═════ THE INPUT
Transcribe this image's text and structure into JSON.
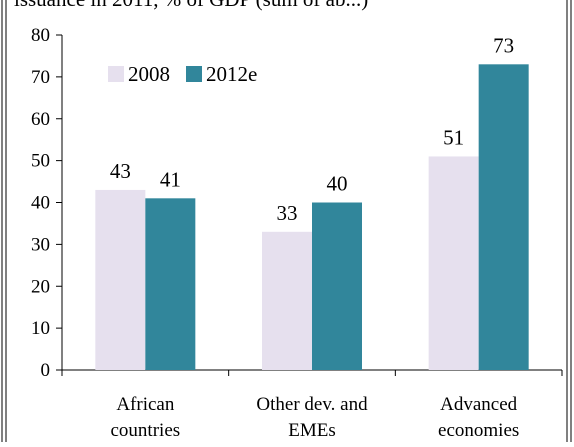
{
  "header_text": "issuance in 2011, % of GDP (sum of ab...)",
  "chart_data": {
    "type": "bar",
    "categories": [
      [
        "African",
        "countries"
      ],
      [
        "Other dev. and",
        "EMEs"
      ],
      [
        "Advanced",
        "economies"
      ]
    ],
    "series": [
      {
        "name": "2008",
        "values": [
          43,
          33,
          51
        ],
        "labels": [
          "43",
          "33",
          "51"
        ],
        "color": "#e6e0ee"
      },
      {
        "name": "2012e",
        "values": [
          41,
          40,
          73
        ],
        "labels": [
          "41",
          "40",
          "73"
        ],
        "color": "#31869b"
      }
    ],
    "ylim": [
      0,
      80
    ],
    "yticks": [
      "0",
      "10",
      "20",
      "30",
      "40",
      "50",
      "60",
      "70",
      "80"
    ],
    "legend_position": "top-left",
    "grid": false
  }
}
══════════
JOB: Transcribe the records verbatim and omit the images.

REPLY:
Transcribe this image's text and structure into JSON.
{
  "header_text": "issuance in 2011, % of GDP (sum of ab...)",
  "chart_data": {
    "type": "bar",
    "categories": [
      [
        "African",
        "countries"
      ],
      [
        "Other dev. and",
        "EMEs"
      ],
      [
        "Advanced",
        "economies"
      ]
    ],
    "series": [
      {
        "name": "2008",
        "values": [
          43,
          33,
          51
        ],
        "labels": [
          "43",
          "33",
          "51"
        ],
        "color": "#e6e0ee"
      },
      {
        "name": "2012e",
        "values": [
          41,
          40,
          73
        ],
        "labels": [
          "41",
          "40",
          "73"
        ],
        "color": "#31869b"
      }
    ],
    "ylim": [
      0,
      80
    ],
    "yticks": [
      "0",
      "10",
      "20",
      "30",
      "40",
      "50",
      "60",
      "70",
      "80"
    ],
    "legend_position": "top-left",
    "grid": false
  }
}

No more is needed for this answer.